- **Data for this task**
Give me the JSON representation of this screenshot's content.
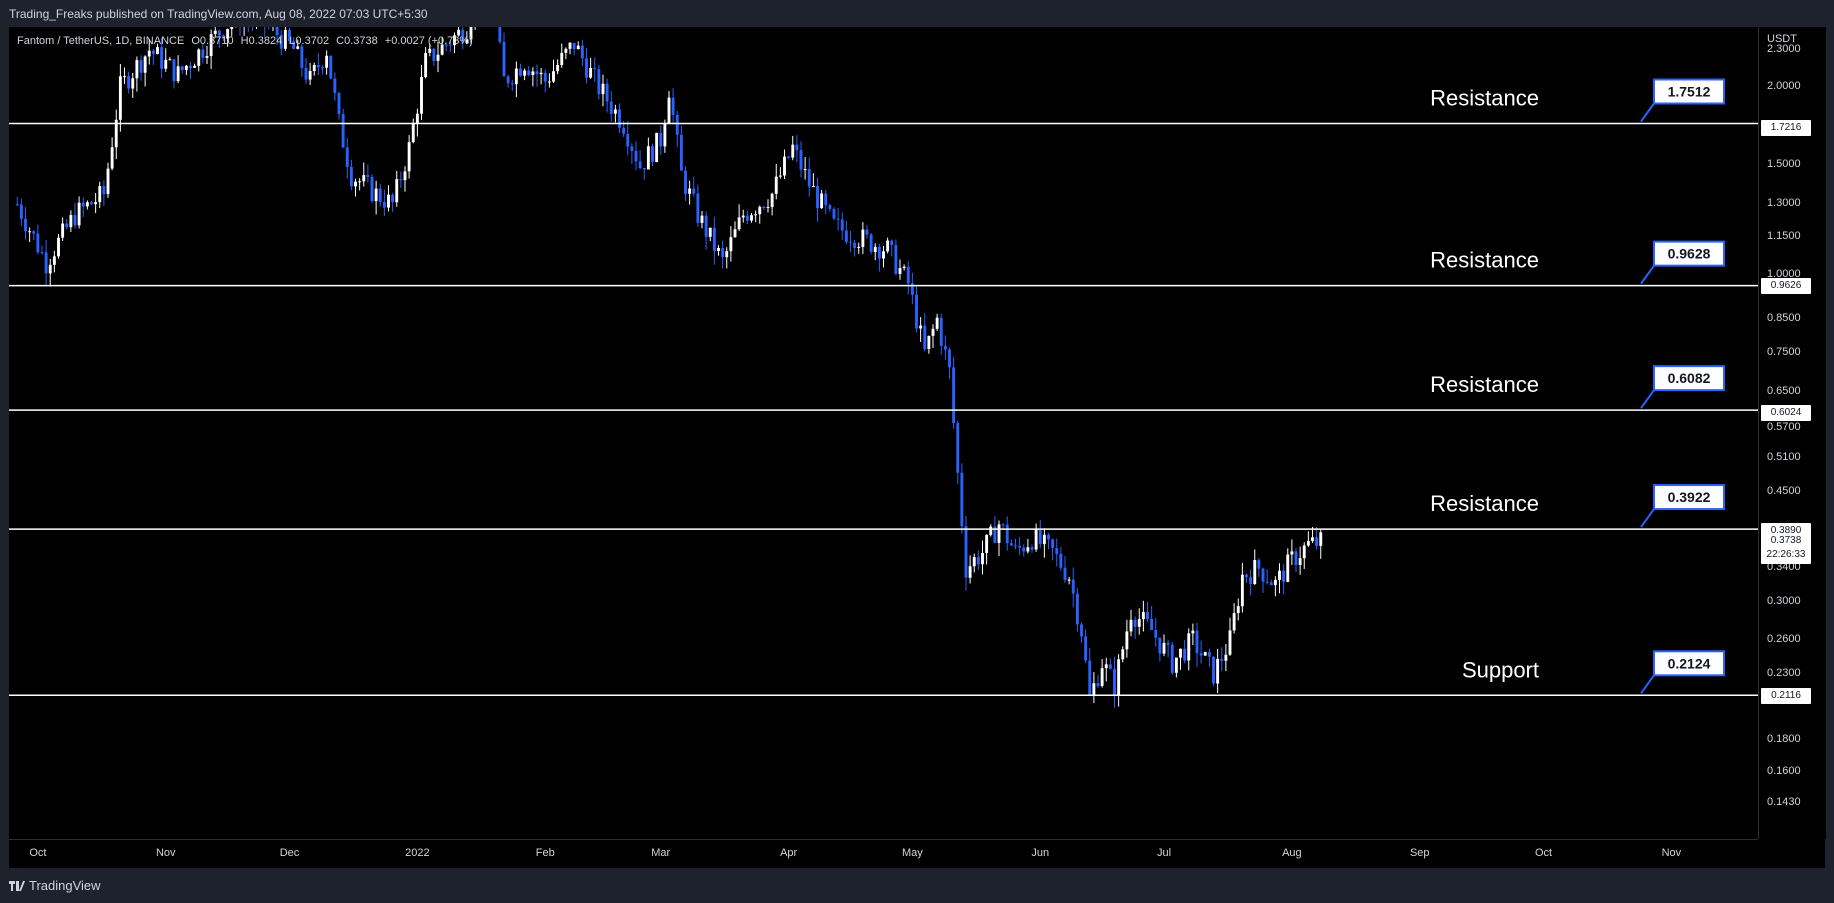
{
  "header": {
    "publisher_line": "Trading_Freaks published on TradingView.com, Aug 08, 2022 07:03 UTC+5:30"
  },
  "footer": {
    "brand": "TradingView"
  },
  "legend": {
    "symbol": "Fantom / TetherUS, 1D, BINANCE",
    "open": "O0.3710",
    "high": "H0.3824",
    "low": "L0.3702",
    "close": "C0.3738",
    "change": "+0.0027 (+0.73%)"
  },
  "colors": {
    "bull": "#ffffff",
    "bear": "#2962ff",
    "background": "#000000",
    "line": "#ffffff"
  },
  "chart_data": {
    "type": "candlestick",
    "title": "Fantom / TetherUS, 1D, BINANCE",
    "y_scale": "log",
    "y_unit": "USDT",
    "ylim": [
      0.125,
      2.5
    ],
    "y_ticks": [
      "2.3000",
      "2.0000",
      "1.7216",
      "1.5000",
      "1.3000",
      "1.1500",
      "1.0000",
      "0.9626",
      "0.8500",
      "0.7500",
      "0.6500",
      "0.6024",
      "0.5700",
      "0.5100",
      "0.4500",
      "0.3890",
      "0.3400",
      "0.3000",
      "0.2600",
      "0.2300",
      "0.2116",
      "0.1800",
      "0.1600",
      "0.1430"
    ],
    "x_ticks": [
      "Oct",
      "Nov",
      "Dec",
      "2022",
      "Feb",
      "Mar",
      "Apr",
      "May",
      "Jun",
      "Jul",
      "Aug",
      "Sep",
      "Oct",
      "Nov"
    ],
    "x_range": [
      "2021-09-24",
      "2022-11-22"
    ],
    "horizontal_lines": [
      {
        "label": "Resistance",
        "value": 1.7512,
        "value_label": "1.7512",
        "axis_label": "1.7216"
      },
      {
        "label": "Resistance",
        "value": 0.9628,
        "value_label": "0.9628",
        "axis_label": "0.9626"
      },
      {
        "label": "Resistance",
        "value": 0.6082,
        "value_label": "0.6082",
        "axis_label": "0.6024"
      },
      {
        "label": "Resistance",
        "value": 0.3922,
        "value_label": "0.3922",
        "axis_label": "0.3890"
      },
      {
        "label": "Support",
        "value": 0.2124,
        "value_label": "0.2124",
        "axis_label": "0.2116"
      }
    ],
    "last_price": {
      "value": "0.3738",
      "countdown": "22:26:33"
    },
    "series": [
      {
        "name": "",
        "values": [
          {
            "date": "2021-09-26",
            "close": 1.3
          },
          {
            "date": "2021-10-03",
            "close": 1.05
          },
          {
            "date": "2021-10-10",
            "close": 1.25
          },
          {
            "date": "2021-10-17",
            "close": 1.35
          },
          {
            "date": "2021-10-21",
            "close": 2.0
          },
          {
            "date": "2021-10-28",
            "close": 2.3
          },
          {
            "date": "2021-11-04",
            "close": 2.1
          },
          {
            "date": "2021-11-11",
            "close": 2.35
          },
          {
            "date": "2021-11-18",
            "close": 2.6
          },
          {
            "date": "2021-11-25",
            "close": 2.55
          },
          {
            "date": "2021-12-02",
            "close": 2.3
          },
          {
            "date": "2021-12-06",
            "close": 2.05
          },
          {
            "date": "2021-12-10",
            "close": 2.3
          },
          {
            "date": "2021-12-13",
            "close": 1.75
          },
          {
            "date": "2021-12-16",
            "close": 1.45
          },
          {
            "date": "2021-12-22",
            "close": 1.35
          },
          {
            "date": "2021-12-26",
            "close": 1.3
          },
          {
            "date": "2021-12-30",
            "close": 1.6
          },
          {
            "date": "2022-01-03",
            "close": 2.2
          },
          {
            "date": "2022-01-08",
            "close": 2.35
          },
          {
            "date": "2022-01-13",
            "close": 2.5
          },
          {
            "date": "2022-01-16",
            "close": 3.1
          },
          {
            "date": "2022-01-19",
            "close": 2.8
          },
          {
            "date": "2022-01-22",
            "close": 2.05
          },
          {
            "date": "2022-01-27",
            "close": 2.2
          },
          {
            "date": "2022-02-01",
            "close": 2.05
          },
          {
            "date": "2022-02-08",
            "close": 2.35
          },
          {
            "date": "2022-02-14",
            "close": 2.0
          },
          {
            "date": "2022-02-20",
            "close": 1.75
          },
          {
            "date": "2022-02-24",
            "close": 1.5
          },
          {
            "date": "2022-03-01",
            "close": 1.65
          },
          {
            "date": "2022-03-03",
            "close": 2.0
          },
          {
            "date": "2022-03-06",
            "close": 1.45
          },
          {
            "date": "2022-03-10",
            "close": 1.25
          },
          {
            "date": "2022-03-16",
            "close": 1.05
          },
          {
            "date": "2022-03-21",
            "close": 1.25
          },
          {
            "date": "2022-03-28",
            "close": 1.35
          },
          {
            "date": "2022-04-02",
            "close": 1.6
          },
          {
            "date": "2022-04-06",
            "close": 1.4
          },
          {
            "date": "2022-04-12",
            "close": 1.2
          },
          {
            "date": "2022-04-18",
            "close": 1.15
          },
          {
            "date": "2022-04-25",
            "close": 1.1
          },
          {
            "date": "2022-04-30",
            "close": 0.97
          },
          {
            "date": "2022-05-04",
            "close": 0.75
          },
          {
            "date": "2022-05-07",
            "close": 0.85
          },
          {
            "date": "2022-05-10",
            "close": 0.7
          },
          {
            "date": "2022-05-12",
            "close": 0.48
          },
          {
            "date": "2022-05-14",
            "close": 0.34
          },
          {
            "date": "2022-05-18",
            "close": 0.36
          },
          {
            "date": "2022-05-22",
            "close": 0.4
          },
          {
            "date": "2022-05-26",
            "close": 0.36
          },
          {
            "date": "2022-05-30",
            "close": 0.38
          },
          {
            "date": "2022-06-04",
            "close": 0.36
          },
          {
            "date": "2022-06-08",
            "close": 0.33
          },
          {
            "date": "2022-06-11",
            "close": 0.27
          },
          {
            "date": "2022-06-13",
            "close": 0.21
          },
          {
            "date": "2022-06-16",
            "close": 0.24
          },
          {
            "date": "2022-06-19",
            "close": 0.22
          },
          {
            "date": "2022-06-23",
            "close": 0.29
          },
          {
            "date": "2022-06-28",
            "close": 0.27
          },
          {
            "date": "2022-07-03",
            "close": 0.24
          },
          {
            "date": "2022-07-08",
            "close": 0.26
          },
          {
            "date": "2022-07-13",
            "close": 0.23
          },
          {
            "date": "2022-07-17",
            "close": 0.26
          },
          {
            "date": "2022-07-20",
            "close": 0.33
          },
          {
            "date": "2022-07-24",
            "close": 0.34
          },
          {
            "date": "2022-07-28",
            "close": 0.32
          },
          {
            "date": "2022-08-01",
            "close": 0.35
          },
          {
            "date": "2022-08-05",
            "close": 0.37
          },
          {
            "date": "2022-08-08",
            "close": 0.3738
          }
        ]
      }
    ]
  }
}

- **Your task**
Retype each record exactly as it stands, but do not include the pictures.

- **The solution**
Give me the JSON representation of this screenshot's content.
{
  "header": {
    "publisher_line": "Trading_Freaks published on TradingView.com, Aug 08, 2022 07:03 UTC+5:30"
  },
  "footer": {
    "brand": "TradingView"
  },
  "legend": {
    "symbol": "Fantom / TetherUS, 1D, BINANCE",
    "open": "O0.3710",
    "high": "H0.3824",
    "low": "L0.3702",
    "close": "C0.3738",
    "change": "+0.0027 (+0.73%)"
  },
  "colors": {
    "bull": "#ffffff",
    "bear": "#2962ff",
    "background": "#000000",
    "line": "#ffffff"
  },
  "chart_data": {
    "type": "candlestick",
    "title": "Fantom / TetherUS, 1D, BINANCE",
    "y_scale": "log",
    "y_unit": "USDT",
    "ylim": [
      0.125,
      2.5
    ],
    "y_ticks": [
      "2.3000",
      "2.0000",
      "1.7216",
      "1.5000",
      "1.3000",
      "1.1500",
      "1.0000",
      "0.9626",
      "0.8500",
      "0.7500",
      "0.6500",
      "0.6024",
      "0.5700",
      "0.5100",
      "0.4500",
      "0.3890",
      "0.3400",
      "0.3000",
      "0.2600",
      "0.2300",
      "0.2116",
      "0.1800",
      "0.1600",
      "0.1430"
    ],
    "x_ticks": [
      "Oct",
      "Nov",
      "Dec",
      "2022",
      "Feb",
      "Mar",
      "Apr",
      "May",
      "Jun",
      "Jul",
      "Aug",
      "Sep",
      "Oct",
      "Nov"
    ],
    "x_range": [
      "2021-09-24",
      "2022-11-22"
    ],
    "horizontal_lines": [
      {
        "label": "Resistance",
        "value": 1.7512,
        "value_label": "1.7512",
        "axis_label": "1.7216"
      },
      {
        "label": "Resistance",
        "value": 0.9628,
        "value_label": "0.9628",
        "axis_label": "0.9626"
      },
      {
        "label": "Resistance",
        "value": 0.6082,
        "value_label": "0.6082",
        "axis_label": "0.6024"
      },
      {
        "label": "Resistance",
        "value": 0.3922,
        "value_label": "0.3922",
        "axis_label": "0.3890"
      },
      {
        "label": "Support",
        "value": 0.2124,
        "value_label": "0.2124",
        "axis_label": "0.2116"
      }
    ],
    "last_price": {
      "value": "0.3738",
      "countdown": "22:26:33"
    },
    "series": [
      {
        "name": "",
        "values": [
          {
            "date": "2021-09-26",
            "close": 1.3
          },
          {
            "date": "2021-10-03",
            "close": 1.05
          },
          {
            "date": "2021-10-10",
            "close": 1.25
          },
          {
            "date": "2021-10-17",
            "close": 1.35
          },
          {
            "date": "2021-10-21",
            "close": 2.0
          },
          {
            "date": "2021-10-28",
            "close": 2.3
          },
          {
            "date": "2021-11-04",
            "close": 2.1
          },
          {
            "date": "2021-11-11",
            "close": 2.35
          },
          {
            "date": "2021-11-18",
            "close": 2.6
          },
          {
            "date": "2021-11-25",
            "close": 2.55
          },
          {
            "date": "2021-12-02",
            "close": 2.3
          },
          {
            "date": "2021-12-06",
            "close": 2.05
          },
          {
            "date": "2021-12-10",
            "close": 2.3
          },
          {
            "date": "2021-12-13",
            "close": 1.75
          },
          {
            "date": "2021-12-16",
            "close": 1.45
          },
          {
            "date": "2021-12-22",
            "close": 1.35
          },
          {
            "date": "2021-12-26",
            "close": 1.3
          },
          {
            "date": "2021-12-30",
            "close": 1.6
          },
          {
            "date": "2022-01-03",
            "close": 2.2
          },
          {
            "date": "2022-01-08",
            "close": 2.35
          },
          {
            "date": "2022-01-13",
            "close": 2.5
          },
          {
            "date": "2022-01-16",
            "close": 3.1
          },
          {
            "date": "2022-01-19",
            "close": 2.8
          },
          {
            "date": "2022-01-22",
            "close": 2.05
          },
          {
            "date": "2022-01-27",
            "close": 2.2
          },
          {
            "date": "2022-02-01",
            "close": 2.05
          },
          {
            "date": "2022-02-08",
            "close": 2.35
          },
          {
            "date": "2022-02-14",
            "close": 2.0
          },
          {
            "date": "2022-02-20",
            "close": 1.75
          },
          {
            "date": "2022-02-24",
            "close": 1.5
          },
          {
            "date": "2022-03-01",
            "close": 1.65
          },
          {
            "date": "2022-03-03",
            "close": 2.0
          },
          {
            "date": "2022-03-06",
            "close": 1.45
          },
          {
            "date": "2022-03-10",
            "close": 1.25
          },
          {
            "date": "2022-03-16",
            "close": 1.05
          },
          {
            "date": "2022-03-21",
            "close": 1.25
          },
          {
            "date": "2022-03-28",
            "close": 1.35
          },
          {
            "date": "2022-04-02",
            "close": 1.6
          },
          {
            "date": "2022-04-06",
            "close": 1.4
          },
          {
            "date": "2022-04-12",
            "close": 1.2
          },
          {
            "date": "2022-04-18",
            "close": 1.15
          },
          {
            "date": "2022-04-25",
            "close": 1.1
          },
          {
            "date": "2022-04-30",
            "close": 0.97
          },
          {
            "date": "2022-05-04",
            "close": 0.75
          },
          {
            "date": "2022-05-07",
            "close": 0.85
          },
          {
            "date": "2022-05-10",
            "close": 0.7
          },
          {
            "date": "2022-05-12",
            "close": 0.48
          },
          {
            "date": "2022-05-14",
            "close": 0.34
          },
          {
            "date": "2022-05-18",
            "close": 0.36
          },
          {
            "date": "2022-05-22",
            "close": 0.4
          },
          {
            "date": "2022-05-26",
            "close": 0.36
          },
          {
            "date": "2022-05-30",
            "close": 0.38
          },
          {
            "date": "2022-06-04",
            "close": 0.36
          },
          {
            "date": "2022-06-08",
            "close": 0.33
          },
          {
            "date": "2022-06-11",
            "close": 0.27
          },
          {
            "date": "2022-06-13",
            "close": 0.21
          },
          {
            "date": "2022-06-16",
            "close": 0.24
          },
          {
            "date": "2022-06-19",
            "close": 0.22
          },
          {
            "date": "2022-06-23",
            "close": 0.29
          },
          {
            "date": "2022-06-28",
            "close": 0.27
          },
          {
            "date": "2022-07-03",
            "close": 0.24
          },
          {
            "date": "2022-07-08",
            "close": 0.26
          },
          {
            "date": "2022-07-13",
            "close": 0.23
          },
          {
            "date": "2022-07-17",
            "close": 0.26
          },
          {
            "date": "2022-07-20",
            "close": 0.33
          },
          {
            "date": "2022-07-24",
            "close": 0.34
          },
          {
            "date": "2022-07-28",
            "close": 0.32
          },
          {
            "date": "2022-08-01",
            "close": 0.35
          },
          {
            "date": "2022-08-05",
            "close": 0.37
          },
          {
            "date": "2022-08-08",
            "close": 0.3738
          }
        ]
      }
    ]
  }
}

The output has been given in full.